(Dataset entries)

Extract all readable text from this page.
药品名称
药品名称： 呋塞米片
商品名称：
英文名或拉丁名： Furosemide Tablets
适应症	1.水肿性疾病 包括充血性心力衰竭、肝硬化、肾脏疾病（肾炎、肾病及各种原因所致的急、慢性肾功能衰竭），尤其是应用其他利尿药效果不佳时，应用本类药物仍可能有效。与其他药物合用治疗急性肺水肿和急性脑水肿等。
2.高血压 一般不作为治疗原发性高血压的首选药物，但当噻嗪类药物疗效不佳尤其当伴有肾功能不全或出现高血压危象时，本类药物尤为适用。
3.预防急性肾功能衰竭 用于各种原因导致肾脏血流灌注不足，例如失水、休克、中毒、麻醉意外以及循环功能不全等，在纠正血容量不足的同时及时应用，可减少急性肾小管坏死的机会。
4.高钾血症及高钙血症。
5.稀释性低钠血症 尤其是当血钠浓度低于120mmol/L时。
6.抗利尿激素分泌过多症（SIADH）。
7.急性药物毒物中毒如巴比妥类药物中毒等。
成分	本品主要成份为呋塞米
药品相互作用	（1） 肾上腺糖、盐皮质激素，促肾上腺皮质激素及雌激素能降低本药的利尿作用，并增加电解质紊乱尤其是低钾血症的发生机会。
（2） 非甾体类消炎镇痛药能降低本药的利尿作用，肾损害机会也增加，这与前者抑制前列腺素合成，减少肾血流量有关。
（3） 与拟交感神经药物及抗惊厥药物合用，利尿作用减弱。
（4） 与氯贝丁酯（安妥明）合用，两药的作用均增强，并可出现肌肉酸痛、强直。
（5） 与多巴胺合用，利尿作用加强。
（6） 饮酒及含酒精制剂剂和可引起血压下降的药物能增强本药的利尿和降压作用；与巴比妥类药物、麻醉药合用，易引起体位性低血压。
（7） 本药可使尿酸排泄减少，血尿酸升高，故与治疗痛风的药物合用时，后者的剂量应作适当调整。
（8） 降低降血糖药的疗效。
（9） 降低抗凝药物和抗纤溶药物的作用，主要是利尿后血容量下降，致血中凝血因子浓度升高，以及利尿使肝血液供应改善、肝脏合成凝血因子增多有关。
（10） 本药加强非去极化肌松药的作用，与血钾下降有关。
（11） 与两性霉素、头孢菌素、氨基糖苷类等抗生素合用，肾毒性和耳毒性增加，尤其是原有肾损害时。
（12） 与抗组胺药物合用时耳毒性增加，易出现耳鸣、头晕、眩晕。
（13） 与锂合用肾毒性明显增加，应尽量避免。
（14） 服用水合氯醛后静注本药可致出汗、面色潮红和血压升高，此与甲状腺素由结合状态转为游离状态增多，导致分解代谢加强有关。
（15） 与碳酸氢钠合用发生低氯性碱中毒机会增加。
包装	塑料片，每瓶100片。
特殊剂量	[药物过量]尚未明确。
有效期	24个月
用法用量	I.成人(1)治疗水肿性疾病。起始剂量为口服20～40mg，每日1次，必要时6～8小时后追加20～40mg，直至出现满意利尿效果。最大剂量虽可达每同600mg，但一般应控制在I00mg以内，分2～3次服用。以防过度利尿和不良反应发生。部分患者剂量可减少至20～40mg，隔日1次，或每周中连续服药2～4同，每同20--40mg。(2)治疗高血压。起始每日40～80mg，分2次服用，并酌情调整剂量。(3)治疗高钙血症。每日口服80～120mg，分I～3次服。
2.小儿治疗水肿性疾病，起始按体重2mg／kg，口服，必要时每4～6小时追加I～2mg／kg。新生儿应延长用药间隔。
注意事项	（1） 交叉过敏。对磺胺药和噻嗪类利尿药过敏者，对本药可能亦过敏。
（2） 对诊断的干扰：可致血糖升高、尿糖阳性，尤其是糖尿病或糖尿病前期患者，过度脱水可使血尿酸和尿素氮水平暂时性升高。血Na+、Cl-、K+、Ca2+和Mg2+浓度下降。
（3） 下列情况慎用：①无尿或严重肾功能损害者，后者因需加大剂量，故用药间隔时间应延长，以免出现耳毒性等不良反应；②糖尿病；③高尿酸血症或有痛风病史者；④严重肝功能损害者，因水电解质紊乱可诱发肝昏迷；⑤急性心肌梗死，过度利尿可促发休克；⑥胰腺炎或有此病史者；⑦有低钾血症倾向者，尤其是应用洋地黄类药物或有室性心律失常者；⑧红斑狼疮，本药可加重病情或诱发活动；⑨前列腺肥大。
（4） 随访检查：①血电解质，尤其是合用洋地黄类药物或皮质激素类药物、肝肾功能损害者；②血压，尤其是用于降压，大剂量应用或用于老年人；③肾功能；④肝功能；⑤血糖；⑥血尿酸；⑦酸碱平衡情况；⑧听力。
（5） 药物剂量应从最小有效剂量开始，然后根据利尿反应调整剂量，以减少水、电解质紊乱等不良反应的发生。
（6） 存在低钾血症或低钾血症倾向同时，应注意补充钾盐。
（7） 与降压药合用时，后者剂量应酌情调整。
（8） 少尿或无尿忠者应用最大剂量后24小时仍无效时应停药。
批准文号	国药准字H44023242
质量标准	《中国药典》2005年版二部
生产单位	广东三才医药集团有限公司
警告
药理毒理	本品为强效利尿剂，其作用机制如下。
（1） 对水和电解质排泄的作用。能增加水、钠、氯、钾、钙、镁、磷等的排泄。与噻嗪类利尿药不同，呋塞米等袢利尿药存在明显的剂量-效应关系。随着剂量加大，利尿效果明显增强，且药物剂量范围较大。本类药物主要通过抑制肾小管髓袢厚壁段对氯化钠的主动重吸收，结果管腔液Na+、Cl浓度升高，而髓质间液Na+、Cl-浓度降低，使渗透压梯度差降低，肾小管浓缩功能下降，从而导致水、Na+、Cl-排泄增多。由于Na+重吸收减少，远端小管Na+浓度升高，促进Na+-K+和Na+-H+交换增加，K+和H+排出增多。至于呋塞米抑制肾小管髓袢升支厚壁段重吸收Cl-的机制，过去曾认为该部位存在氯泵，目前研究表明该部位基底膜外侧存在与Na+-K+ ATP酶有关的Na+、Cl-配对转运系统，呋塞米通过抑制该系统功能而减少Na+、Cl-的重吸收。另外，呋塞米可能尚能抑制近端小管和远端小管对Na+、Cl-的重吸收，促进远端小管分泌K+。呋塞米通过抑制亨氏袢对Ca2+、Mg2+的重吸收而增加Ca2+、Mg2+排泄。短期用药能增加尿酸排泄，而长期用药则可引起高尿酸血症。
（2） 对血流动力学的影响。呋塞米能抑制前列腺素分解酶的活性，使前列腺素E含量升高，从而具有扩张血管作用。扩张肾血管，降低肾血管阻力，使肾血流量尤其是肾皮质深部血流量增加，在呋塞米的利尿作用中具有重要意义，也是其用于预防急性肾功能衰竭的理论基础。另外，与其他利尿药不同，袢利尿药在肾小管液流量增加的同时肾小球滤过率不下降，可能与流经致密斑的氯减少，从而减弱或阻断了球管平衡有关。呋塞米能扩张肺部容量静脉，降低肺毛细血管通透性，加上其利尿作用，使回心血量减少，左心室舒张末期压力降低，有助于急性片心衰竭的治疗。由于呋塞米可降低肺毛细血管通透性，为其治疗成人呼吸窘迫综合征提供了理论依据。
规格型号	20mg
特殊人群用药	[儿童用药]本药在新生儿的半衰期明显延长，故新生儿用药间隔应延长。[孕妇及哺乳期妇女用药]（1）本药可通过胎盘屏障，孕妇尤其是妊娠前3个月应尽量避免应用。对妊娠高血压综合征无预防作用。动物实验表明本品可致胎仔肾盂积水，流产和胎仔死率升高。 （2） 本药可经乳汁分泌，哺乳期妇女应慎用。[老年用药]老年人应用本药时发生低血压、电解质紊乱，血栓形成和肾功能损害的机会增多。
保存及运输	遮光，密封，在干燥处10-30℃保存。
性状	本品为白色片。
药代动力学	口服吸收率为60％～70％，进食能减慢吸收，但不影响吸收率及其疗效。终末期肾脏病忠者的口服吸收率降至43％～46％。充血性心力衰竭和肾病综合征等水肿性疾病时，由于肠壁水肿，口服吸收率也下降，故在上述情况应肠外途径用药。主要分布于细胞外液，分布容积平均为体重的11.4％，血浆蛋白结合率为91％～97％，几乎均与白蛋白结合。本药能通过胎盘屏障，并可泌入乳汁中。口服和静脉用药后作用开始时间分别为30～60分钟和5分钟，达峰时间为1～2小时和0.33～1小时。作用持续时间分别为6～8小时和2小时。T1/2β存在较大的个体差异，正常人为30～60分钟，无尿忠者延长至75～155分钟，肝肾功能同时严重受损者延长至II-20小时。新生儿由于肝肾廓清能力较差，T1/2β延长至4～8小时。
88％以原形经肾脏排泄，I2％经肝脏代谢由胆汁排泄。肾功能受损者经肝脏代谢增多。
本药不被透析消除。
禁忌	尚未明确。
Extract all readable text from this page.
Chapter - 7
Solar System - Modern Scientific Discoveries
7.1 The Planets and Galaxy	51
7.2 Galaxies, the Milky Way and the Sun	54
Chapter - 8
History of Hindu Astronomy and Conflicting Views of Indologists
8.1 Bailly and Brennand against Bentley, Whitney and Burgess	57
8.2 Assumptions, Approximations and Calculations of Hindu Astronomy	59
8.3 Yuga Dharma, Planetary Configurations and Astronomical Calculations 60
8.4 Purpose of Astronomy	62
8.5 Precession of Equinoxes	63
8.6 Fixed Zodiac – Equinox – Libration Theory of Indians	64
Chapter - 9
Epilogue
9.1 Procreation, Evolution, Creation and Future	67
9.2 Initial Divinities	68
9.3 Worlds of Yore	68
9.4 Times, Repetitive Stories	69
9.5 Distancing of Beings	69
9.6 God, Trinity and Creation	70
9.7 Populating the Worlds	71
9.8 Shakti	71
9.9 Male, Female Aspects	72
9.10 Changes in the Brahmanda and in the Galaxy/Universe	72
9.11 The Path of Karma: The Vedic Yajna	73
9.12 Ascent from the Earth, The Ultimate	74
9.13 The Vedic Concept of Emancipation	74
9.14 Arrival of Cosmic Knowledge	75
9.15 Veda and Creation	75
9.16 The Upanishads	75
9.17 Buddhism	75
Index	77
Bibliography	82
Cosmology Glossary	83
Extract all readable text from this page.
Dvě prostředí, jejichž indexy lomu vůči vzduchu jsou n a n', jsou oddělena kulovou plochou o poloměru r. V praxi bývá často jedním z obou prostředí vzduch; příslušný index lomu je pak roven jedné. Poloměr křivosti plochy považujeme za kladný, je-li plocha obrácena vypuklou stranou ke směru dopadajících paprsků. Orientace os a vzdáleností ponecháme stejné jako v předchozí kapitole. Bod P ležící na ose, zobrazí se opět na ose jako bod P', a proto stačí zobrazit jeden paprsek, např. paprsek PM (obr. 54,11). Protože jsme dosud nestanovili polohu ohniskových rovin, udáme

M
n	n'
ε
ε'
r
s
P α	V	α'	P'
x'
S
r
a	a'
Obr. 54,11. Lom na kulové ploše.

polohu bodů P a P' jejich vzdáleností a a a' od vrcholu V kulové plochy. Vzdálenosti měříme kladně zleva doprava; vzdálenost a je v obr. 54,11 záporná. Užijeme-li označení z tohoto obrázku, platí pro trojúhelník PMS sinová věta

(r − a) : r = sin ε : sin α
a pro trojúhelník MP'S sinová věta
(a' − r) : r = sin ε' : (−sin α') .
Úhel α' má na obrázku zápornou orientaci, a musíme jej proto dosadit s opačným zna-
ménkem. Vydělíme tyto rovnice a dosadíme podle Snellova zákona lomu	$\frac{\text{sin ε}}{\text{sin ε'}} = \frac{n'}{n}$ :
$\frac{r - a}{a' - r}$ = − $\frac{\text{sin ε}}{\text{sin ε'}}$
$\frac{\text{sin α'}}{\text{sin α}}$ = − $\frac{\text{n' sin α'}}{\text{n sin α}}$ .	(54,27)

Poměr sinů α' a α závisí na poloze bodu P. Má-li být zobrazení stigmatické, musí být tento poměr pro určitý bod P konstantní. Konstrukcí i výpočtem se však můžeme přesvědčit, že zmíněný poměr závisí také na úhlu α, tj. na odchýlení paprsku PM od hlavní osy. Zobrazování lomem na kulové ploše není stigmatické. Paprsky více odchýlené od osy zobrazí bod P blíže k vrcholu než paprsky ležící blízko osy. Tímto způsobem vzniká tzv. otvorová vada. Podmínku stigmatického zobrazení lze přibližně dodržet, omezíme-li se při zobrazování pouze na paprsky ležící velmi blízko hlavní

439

● **Goal**
In the material above, show every line where the word "kulové" turns up.

● **Exercise output**
Obr. 54,11. Lom na kulové ploše.
polohu bodů P a P' jejich vzdáleností a a a' od vrcholu V kulové plochy. Vzdálenosti měříme kladně zleva doprava; vzdálenost a je v obr. 54,11 záporná. Užijeme-li označení z tohoto obrázku, platí pro trojúhelník PMS sinová věta
Poměr sinů α' a α závisí na poloze bodu P. Má-li být zobrazení stigmatické, musí být tento poměr pro určitý bod P konstantní. Konstrukcí i výpočtem se však můžeme přesvědčit, že zmíněný poměr závisí také na úhlu α, tj. na odchýlení paprsku PM od hlavní osy. Zobrazování lomem na kulové ploše není stigmatické. Paprsky více odchýlené od osy zobrazí bod P blíže k vrcholu než paprsky ležící blízko osy. Tímto způsobem vzniká tzv. otvorová vada. Podmínku stigmatického zobrazení lze přibližně dodržet, omezíme-li se při zobrazování pouze na paprsky ležící velmi blízko hlavní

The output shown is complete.